Your instructions: Find how many lines of the listing below include the word "Moisture", then report the number by itself.

[Figure contents as structured data]
········
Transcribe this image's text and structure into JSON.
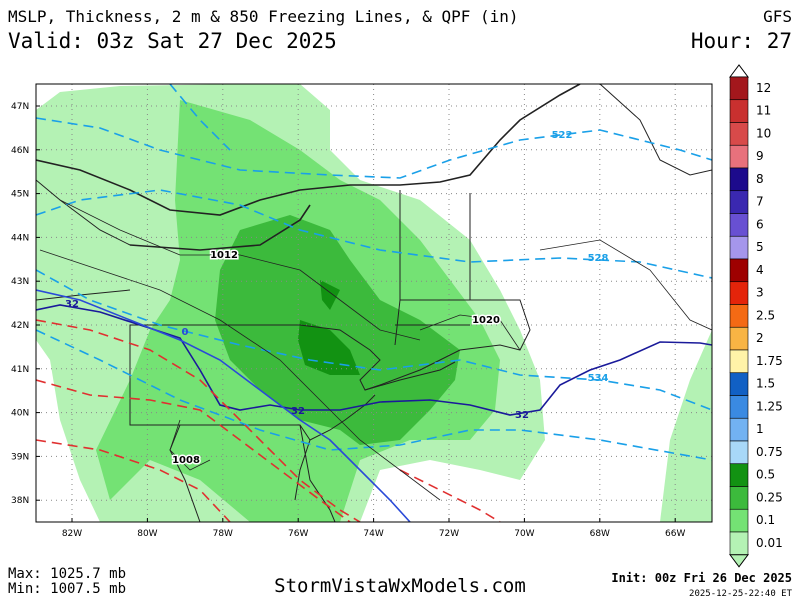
{
  "header": {
    "title": "MSLP, Thickness, 2 m & 850 Freezing Lines, & QPF (in)",
    "model": "GFS",
    "valid": "Valid: 03z Sat 27 Dec 2025",
    "hour": "Hour: 27"
  },
  "map": {
    "latitudes": [
      "47N",
      "46N",
      "45N",
      "44N",
      "43N",
      "42N",
      "41N",
      "40N",
      "39N",
      "38N"
    ],
    "longitudes": [
      "82W",
      "80W",
      "78W",
      "76W",
      "74W",
      "72W",
      "70W",
      "68W",
      "66W"
    ],
    "contour_labels": {
      "thickness": [
        "522",
        "528",
        "534"
      ],
      "pressure": [
        "1012",
        "1020",
        "1008"
      ],
      "freezing_2m": [
        "32",
        "32",
        "32"
      ],
      "freezing_850": [
        "0"
      ]
    }
  },
  "legend": {
    "entries": [
      {
        "label": "12",
        "color": "#a3171c"
      },
      {
        "label": "11",
        "color": "#c9302f"
      },
      {
        "label": "10",
        "color": "#d84a4a"
      },
      {
        "label": "9",
        "color": "#e8717c"
      },
      {
        "label": "8",
        "color": "#1c0a8c"
      },
      {
        "label": "7",
        "color": "#3a28b0"
      },
      {
        "label": "6",
        "color": "#6850d2"
      },
      {
        "label": "5",
        "color": "#a596ec"
      },
      {
        "label": "4",
        "color": "#9e0000"
      },
      {
        "label": "3",
        "color": "#e4240a"
      },
      {
        "label": "2.5",
        "color": "#f46a14"
      },
      {
        "label": "2",
        "color": "#f8b444"
      },
      {
        "label": "1.75",
        "color": "#fff3a8"
      },
      {
        "label": "1.5",
        "color": "#1160c4"
      },
      {
        "label": "1.25",
        "color": "#3a8ae2"
      },
      {
        "label": "1",
        "color": "#72b2f2"
      },
      {
        "label": "0.75",
        "color": "#a8d8f8"
      },
      {
        "label": "0.5",
        "color": "#129212"
      },
      {
        "label": "0.25",
        "color": "#3cba3c"
      },
      {
        "label": "0.1",
        "color": "#74e274"
      },
      {
        "label": "0.01",
        "color": "#b4f2b4"
      }
    ]
  },
  "footer": {
    "max": "Max: 1025.7 mb",
    "min": "Min: 1007.5 mb",
    "site": "StormVistaWxModels.com",
    "init": "Init: 00z Fri 26 Dec 2025",
    "stamp": "2025-12-25-22:40 ET"
  }
}
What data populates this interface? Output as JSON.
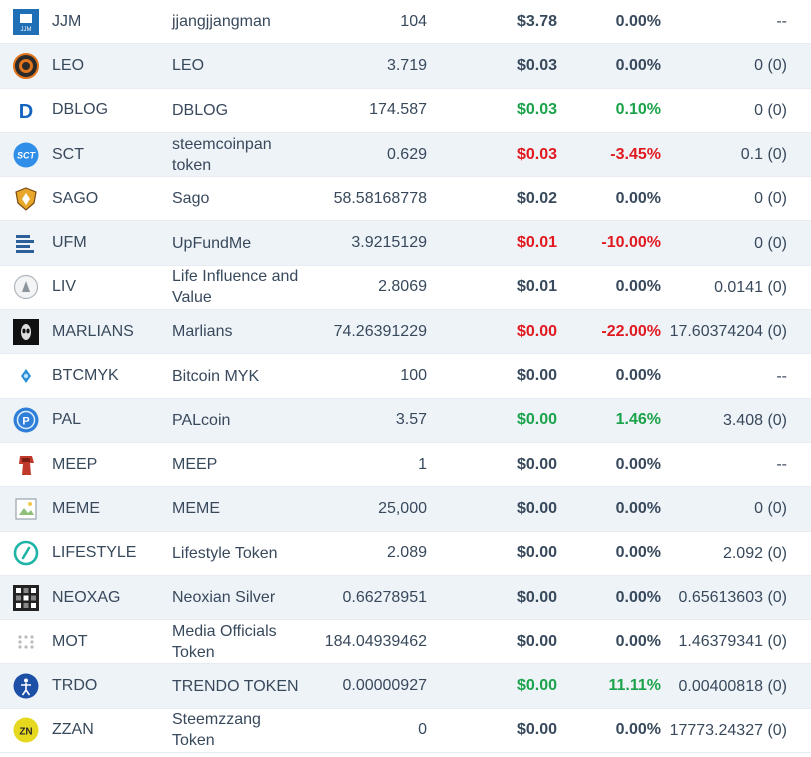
{
  "rows": [
    {
      "symbol": "JJM",
      "name": "jjangjjangman",
      "balance": "104",
      "price": "$3.78",
      "change": "0.00%",
      "value": "--",
      "trend": "flat",
      "icon": "jjm-token-icon",
      "color": "#1e6fb5"
    },
    {
      "symbol": "LEO",
      "name": "LEO",
      "balance": "3.719",
      "price": "$0.03",
      "change": "0.00%",
      "value": "0 (0)",
      "trend": "flat",
      "icon": "leo-lion-icon",
      "color": "#e0741c"
    },
    {
      "symbol": "DBLOG",
      "name": "DBLOG",
      "balance": "174.587",
      "price": "$0.03",
      "change": "0.10%",
      "value": "0 (0)",
      "trend": "up",
      "icon": "dblog-letter-d-icon",
      "color": "#1565c0"
    },
    {
      "symbol": "SCT",
      "name": "steemcoinpan token",
      "balance": "0.629",
      "price": "$0.03",
      "change": "-3.45%",
      "value": "0.1 (0)",
      "trend": "down",
      "icon": "sct-badge-icon",
      "color": "#2f8ee8"
    },
    {
      "symbol": "SAGO",
      "name": "Sago",
      "balance": "58.58168778",
      "price": "$0.02",
      "change": "0.00%",
      "value": "0 (0)",
      "trend": "flat",
      "icon": "sago-shield-icon",
      "color": "#e8a62a"
    },
    {
      "symbol": "UFM",
      "name": "UpFundMe",
      "balance": "3.9215129",
      "price": "$0.01",
      "change": "-10.00%",
      "value": "0 (0)",
      "trend": "down",
      "icon": "ufm-stack-icon",
      "color": "#2d5f9a"
    },
    {
      "symbol": "LIV",
      "name": "Life Influence and Value",
      "balance": "2.8069",
      "price": "$0.01",
      "change": "0.00%",
      "value": "0.0141 (0)",
      "trend": "flat",
      "icon": "liv-circle-icon",
      "color": "#b0b6bc"
    },
    {
      "symbol": "MARLIANS",
      "name": "Marlians",
      "balance": "74.26391229",
      "price": "$0.00",
      "change": "-22.00%",
      "value": "17.60374204 (0)",
      "trend": "down",
      "icon": "marlians-alien-icon",
      "color": "#111111"
    },
    {
      "symbol": "BTCMYK",
      "name": "Bitcoin MYK",
      "balance": "100",
      "price": "$0.00",
      "change": "0.00%",
      "value": "--",
      "trend": "flat",
      "icon": "btcmyk-drop-icon",
      "color": "#2b8fd6"
    },
    {
      "symbol": "PAL",
      "name": "PALcoin",
      "balance": "3.57",
      "price": "$0.00",
      "change": "1.46%",
      "value": "3.408 (0)",
      "trend": "up",
      "icon": "pal-coin-icon",
      "color": "#2f7fd8"
    },
    {
      "symbol": "MEEP",
      "name": "MEEP",
      "balance": "1",
      "price": "$0.00",
      "change": "0.00%",
      "value": "--",
      "trend": "flat",
      "icon": "meep-figure-icon",
      "color": "#c0392b"
    },
    {
      "symbol": "MEME",
      "name": "MEME",
      "balance": "25,000",
      "price": "$0.00",
      "change": "0.00%",
      "value": "0 (0)",
      "trend": "flat",
      "icon": "broken-image-icon",
      "color": "#9aa5ad"
    },
    {
      "symbol": "LIFESTYLE",
      "name": "Lifestyle Token",
      "balance": "2.089",
      "price": "$0.00",
      "change": "0.00%",
      "value": "2.092 (0)",
      "trend": "flat",
      "icon": "lifestyle-ring-icon",
      "color": "#1fb4a6"
    },
    {
      "symbol": "NEOXAG",
      "name": "Neoxian Silver",
      "balance": "0.66278951",
      "price": "$0.00",
      "change": "0.00%",
      "value": "0.65613603 (0)",
      "trend": "flat",
      "icon": "neoxag-grid-icon",
      "color": "#222222"
    },
    {
      "symbol": "MOT",
      "name": "Media Officials Token",
      "balance": "184.04939462",
      "price": "$0.00",
      "change": "0.00%",
      "value": "1.46379341 (0)",
      "trend": "flat",
      "icon": "mot-dots-icon",
      "color": "#bbbbbb"
    },
    {
      "symbol": "TRDO",
      "name": "TRENDO TOKEN",
      "balance": "0.00000927",
      "price": "$0.00",
      "change": "11.11%",
      "value": "0.00400818 (0)",
      "trend": "up",
      "icon": "trdo-figure-icon",
      "color": "#1c4fa6"
    },
    {
      "symbol": "ZZAN",
      "name": "Steemzzang Token",
      "balance": "0",
      "price": "$0.00",
      "change": "0.00%",
      "value": "17773.24327 (0)",
      "trend": "flat",
      "icon": "zzan-badge-icon",
      "color": "#e6d81f"
    }
  ]
}
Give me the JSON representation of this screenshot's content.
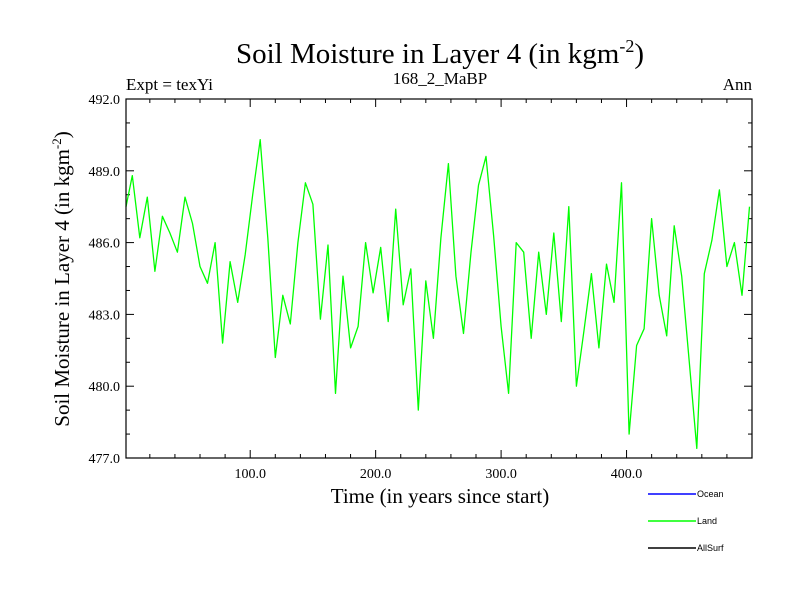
{
  "chart_data": {
    "type": "line",
    "title": "Soil Moisture in Layer 4 (in kgm",
    "title_superscript": "-2",
    "title_close": ")",
    "subtitle_left": "Expt = texYi",
    "subtitle_center": "168_2_MaBP",
    "subtitle_right": "Ann",
    "xlabel": "Time (in years since start)",
    "ylabel": "Soil Moisture in Layer 4 (in kgm",
    "ylabel_superscript": "-2",
    "ylabel_close": ")",
    "xlim": [
      1,
      500
    ],
    "ylim": [
      477.0,
      492.0
    ],
    "x_ticks": [
      100,
      200,
      300,
      400
    ],
    "x_tick_labels": [
      "100.0",
      "200.0",
      "300.0",
      "400.0"
    ],
    "y_ticks": [
      477,
      480,
      483,
      486,
      489,
      492
    ],
    "y_tick_labels": [
      "477.0",
      "480.0",
      "483.0",
      "486.0",
      "489.0",
      "492.0"
    ],
    "legend_position": "bottom-right",
    "series": [
      {
        "name": "Ocean",
        "color": "#0000ff",
        "values": []
      },
      {
        "name": "Land",
        "color": "#00ff00",
        "x": [
          1,
          6,
          12,
          18,
          24,
          30,
          36,
          42,
          48,
          54,
          60,
          66,
          72,
          78,
          84,
          90,
          96,
          102,
          108,
          114,
          120,
          126,
          132,
          138,
          144,
          150,
          156,
          162,
          168,
          174,
          180,
          186,
          192,
          198,
          204,
          210,
          216,
          222,
          228,
          234,
          240,
          246,
          252,
          258,
          264,
          270,
          276,
          282,
          288,
          294,
          300,
          306,
          312,
          318,
          324,
          330,
          336,
          342,
          348,
          354,
          360,
          366,
          372,
          378,
          384,
          390,
          396,
          402,
          408,
          414,
          420,
          426,
          432,
          438,
          444,
          450,
          456,
          462,
          468,
          474,
          480,
          486,
          492,
          498
        ],
        "values": [
          487.5,
          488.8,
          486.2,
          487.9,
          484.8,
          487.1,
          486.4,
          485.6,
          487.9,
          486.8,
          485.0,
          484.3,
          486.0,
          481.8,
          485.2,
          483.5,
          485.5,
          488.0,
          490.3,
          486.2,
          481.2,
          483.8,
          482.6,
          486.0,
          488.5,
          487.6,
          482.8,
          485.9,
          479.7,
          484.6,
          481.6,
          482.5,
          486.0,
          483.9,
          485.8,
          482.7,
          487.4,
          483.4,
          484.9,
          479.0,
          484.4,
          482.0,
          486.2,
          489.3,
          484.6,
          482.2,
          485.6,
          488.4,
          489.6,
          486.3,
          482.5,
          479.7,
          486.0,
          485.6,
          482.0,
          485.6,
          483.0,
          486.4,
          482.7,
          487.5,
          480.0,
          482.3,
          484.7,
          481.6,
          485.1,
          483.5,
          488.5,
          478.0,
          481.7,
          482.4,
          487.0,
          483.8,
          482.1,
          486.7,
          484.6,
          481.0,
          477.4,
          484.7,
          486.1,
          488.2,
          485.0,
          486.0,
          483.8,
          487.5
        ]
      },
      {
        "name": "AllSurf",
        "color": "#000000",
        "values": []
      }
    ]
  }
}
········
Reply to the exercise: 2